Task instructions -
Search the listing below for the word "Dominance" and copy each line that holds it.

Stored data -

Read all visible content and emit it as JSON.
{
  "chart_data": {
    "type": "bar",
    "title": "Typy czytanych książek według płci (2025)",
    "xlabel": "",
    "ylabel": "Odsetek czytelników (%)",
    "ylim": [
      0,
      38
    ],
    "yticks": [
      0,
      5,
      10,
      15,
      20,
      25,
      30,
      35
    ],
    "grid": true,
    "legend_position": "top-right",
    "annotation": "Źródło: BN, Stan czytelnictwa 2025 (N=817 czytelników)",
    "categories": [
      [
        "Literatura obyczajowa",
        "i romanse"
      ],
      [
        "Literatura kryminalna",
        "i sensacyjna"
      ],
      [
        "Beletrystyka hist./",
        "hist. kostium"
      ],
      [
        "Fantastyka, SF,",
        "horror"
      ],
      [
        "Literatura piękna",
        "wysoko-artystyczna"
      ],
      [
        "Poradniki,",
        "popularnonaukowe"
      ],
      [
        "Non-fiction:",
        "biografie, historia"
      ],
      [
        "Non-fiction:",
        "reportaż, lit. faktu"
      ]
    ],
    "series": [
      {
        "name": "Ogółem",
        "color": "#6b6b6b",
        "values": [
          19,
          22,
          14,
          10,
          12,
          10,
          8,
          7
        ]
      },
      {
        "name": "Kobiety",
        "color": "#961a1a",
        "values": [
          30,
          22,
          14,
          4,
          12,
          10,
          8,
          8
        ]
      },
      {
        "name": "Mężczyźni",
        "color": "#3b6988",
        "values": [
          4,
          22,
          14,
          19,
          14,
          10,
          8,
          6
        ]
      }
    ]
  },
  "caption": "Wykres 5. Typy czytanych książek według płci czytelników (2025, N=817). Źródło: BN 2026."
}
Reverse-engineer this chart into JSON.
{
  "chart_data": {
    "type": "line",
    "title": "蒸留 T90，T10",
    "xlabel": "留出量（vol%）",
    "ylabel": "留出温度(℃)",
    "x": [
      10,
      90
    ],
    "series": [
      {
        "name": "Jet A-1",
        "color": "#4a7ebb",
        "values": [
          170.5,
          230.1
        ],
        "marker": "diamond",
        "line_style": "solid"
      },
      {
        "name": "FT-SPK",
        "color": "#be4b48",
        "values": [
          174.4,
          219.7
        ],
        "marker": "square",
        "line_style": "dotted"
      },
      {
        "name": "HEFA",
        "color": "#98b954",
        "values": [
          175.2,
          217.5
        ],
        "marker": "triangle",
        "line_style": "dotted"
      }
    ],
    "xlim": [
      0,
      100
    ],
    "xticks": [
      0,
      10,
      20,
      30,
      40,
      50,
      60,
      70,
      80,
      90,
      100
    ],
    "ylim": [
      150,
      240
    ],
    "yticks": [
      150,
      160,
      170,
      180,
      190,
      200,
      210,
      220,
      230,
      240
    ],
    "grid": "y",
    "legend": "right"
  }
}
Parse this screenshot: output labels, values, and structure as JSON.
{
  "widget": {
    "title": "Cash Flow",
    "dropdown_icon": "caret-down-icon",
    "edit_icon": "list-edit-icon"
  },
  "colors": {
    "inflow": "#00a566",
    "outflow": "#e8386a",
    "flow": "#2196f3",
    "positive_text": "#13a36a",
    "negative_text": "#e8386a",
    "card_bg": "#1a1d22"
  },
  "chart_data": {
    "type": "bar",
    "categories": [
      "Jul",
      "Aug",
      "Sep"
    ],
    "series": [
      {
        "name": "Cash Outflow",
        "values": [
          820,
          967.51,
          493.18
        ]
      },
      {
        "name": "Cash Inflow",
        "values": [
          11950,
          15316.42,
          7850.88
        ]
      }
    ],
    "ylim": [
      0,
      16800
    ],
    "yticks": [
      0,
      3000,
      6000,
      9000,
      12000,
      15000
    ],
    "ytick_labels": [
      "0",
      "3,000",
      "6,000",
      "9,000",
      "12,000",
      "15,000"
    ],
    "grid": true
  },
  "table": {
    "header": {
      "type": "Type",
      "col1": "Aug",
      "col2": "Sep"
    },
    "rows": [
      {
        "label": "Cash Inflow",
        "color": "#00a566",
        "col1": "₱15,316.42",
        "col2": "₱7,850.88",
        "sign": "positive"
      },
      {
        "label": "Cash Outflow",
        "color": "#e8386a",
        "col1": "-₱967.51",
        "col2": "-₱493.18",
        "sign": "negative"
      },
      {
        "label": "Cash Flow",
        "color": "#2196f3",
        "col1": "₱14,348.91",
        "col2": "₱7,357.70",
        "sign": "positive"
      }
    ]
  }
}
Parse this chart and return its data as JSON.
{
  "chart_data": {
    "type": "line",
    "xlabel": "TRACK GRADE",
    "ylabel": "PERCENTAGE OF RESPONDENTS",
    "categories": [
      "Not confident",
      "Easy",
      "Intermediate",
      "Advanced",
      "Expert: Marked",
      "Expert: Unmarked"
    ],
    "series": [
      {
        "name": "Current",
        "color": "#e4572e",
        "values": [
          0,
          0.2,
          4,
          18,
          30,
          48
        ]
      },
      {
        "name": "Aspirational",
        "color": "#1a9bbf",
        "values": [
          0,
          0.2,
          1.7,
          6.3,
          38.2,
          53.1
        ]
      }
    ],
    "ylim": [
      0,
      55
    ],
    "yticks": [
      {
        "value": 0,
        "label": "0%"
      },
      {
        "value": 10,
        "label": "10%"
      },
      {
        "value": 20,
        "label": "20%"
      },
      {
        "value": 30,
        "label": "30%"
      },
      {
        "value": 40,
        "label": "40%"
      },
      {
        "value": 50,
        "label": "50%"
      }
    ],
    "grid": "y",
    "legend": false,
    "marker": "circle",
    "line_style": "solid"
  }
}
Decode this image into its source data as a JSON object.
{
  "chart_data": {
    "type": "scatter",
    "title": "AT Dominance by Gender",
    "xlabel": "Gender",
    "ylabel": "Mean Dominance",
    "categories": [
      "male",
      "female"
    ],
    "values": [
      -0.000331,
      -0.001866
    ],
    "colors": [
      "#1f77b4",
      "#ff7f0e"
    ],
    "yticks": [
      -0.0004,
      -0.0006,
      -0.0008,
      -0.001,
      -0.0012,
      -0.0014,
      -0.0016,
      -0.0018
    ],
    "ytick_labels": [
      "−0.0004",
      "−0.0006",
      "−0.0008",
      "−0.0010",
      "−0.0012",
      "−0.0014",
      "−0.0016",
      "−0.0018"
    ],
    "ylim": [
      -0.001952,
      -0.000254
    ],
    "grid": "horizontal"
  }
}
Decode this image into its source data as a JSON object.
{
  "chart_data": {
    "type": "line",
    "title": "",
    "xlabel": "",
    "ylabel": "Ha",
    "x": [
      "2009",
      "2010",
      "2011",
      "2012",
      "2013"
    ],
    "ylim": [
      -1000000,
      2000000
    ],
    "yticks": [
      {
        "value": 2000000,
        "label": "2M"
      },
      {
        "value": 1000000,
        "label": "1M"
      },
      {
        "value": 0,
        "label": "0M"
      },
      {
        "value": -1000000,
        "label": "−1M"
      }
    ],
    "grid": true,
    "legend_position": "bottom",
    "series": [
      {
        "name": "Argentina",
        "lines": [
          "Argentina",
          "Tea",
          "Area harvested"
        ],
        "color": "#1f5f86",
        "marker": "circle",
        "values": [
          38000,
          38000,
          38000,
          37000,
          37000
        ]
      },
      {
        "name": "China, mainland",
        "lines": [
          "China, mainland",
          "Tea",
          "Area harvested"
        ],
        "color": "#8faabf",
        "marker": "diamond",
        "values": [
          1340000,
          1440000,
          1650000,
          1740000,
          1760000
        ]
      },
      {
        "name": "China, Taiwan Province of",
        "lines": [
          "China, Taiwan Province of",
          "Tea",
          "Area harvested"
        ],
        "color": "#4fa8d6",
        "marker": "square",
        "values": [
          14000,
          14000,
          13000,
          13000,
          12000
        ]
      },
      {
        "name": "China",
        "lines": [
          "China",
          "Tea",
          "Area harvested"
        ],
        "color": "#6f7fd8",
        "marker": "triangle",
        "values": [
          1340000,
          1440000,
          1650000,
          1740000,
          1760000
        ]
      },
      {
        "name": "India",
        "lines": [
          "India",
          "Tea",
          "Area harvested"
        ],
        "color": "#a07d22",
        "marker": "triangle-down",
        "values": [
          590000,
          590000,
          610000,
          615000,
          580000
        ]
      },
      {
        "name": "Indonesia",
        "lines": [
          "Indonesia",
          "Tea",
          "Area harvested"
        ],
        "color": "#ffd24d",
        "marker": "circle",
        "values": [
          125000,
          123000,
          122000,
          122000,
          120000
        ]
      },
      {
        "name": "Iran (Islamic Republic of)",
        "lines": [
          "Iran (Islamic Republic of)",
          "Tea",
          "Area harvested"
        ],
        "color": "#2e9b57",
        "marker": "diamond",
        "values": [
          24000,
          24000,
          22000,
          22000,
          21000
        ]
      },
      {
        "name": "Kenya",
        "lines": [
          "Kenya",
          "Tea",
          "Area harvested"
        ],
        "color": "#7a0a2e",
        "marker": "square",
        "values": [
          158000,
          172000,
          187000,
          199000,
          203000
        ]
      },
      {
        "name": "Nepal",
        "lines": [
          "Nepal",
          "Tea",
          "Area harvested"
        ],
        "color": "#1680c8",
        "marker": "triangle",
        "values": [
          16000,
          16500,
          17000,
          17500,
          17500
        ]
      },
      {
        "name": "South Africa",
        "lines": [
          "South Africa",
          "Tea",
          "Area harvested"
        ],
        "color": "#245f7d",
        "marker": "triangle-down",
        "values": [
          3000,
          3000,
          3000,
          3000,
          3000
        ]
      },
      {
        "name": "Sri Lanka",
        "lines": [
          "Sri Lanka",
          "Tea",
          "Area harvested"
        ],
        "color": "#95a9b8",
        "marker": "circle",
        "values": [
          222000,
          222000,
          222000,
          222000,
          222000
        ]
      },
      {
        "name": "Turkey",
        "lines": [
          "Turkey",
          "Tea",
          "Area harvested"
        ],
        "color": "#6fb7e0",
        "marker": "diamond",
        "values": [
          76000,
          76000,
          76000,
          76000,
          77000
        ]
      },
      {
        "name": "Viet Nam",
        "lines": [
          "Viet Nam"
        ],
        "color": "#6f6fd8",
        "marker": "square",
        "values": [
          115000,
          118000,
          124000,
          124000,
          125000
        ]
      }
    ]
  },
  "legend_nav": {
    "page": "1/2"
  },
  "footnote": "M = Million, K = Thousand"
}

Reply to the exercise -
    "title": "AT Dominance by Gender",
    "ylabel": "Mean Dominance",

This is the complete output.